— start INPUT —
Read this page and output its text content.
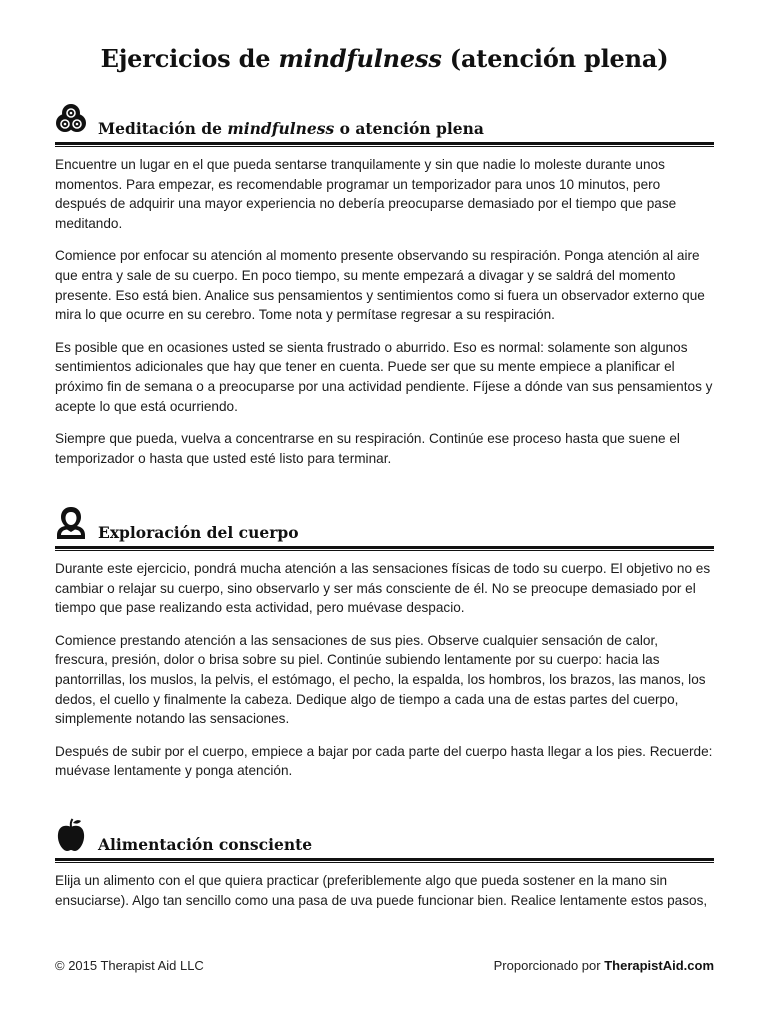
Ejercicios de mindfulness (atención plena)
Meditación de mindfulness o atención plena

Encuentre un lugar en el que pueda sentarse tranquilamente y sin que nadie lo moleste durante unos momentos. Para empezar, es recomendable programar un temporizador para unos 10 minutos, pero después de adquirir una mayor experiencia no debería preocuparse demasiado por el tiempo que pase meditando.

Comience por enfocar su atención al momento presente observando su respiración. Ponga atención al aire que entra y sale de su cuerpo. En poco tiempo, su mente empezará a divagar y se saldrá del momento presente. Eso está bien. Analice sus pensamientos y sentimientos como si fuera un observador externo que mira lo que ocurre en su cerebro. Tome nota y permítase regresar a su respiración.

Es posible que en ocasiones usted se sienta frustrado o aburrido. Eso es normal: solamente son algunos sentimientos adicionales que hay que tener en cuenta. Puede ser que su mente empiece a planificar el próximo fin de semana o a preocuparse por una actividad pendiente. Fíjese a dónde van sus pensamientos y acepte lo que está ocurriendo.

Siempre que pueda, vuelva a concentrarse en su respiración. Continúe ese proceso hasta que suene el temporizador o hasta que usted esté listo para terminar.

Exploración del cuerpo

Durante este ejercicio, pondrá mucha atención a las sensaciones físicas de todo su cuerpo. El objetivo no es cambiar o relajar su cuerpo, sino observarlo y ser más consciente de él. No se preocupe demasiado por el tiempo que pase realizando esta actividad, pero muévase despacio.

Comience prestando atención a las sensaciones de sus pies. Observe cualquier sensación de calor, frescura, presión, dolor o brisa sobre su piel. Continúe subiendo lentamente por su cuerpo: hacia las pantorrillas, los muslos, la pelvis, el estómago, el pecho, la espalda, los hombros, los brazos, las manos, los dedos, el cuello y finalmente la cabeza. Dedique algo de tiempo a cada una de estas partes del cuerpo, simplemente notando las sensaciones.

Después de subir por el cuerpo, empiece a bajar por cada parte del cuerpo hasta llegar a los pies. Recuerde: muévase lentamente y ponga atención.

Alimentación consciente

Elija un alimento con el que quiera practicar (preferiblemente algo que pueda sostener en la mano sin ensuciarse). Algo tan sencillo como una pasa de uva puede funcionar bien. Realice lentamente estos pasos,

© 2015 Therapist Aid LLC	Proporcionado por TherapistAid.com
— end INPUT —
* TASK TO COMPLETE
Reproduce all entries exactly. Pictures do not belong in the copy.

* CORRECT ANSWER
Read this page and output its text content.
Ejercicios de mindfulness (atención plena)
Meditación de mindfulness o atención plena

Encuentre un lugar en el que pueda sentarse tranquilamente y sin que nadie lo moleste durante unos momentos. Para empezar, es recomendable programar un temporizador para unos 10 minutos, pero después de adquirir una mayor experiencia no debería preocuparse demasiado por el tiempo que pase meditando.

Comience por enfocar su atención al momento presente observando su respiración. Ponga atención al aire que entra y sale de su cuerpo. En poco tiempo, su mente empezará a divagar y se saldrá del momento presente. Eso está bien. Analice sus pensamientos y sentimientos como si fuera un observador externo que mira lo que ocurre en su cerebro. Tome nota y permítase regresar a su respiración.

Es posible que en ocasiones usted se sienta frustrado o aburrido. Eso es normal: solamente son algunos sentimientos adicionales que hay que tener en cuenta. Puede ser que su mente empiece a planificar el próximo fin de semana o a preocuparse por una actividad pendiente. Fíjese a dónde van sus pensamientos y acepte lo que está ocurriendo.

Siempre que pueda, vuelva a concentrarse en su respiración. Continúe ese proceso hasta que suene el temporizador o hasta que usted esté listo para terminar.

Exploración del cuerpo

Durante este ejercicio, pondrá mucha atención a las sensaciones físicas de todo su cuerpo. El objetivo no es cambiar o relajar su cuerpo, sino observarlo y ser más consciente de él. No se preocupe demasiado por el tiempo que pase realizando esta actividad, pero muévase despacio.

Comience prestando atención a las sensaciones de sus pies. Observe cualquier sensación de calor, frescura, presión, dolor o brisa sobre su piel. Continúe subiendo lentamente por su cuerpo: hacia las pantorrillas, los muslos, la pelvis, el estómago, el pecho, la espalda, los hombros, los brazos, las manos, los dedos, el cuello y finalmente la cabeza. Dedique algo de tiempo a cada una de estas partes del cuerpo, simplemente notando las sensaciones.

Después de subir por el cuerpo, empiece a bajar por cada parte del cuerpo hasta llegar a los pies. Recuerde: muévase lentamente y ponga atención.

Alimentación consciente

Elija un alimento con el que quiera practicar (preferiblemente algo que pueda sostener en la mano sin ensuciarse). Algo tan sencillo como una pasa de uva puede funcionar bien. Realice lentamente estos pasos,

© 2015 Therapist Aid LLC	Proporcionado por TherapistAid.com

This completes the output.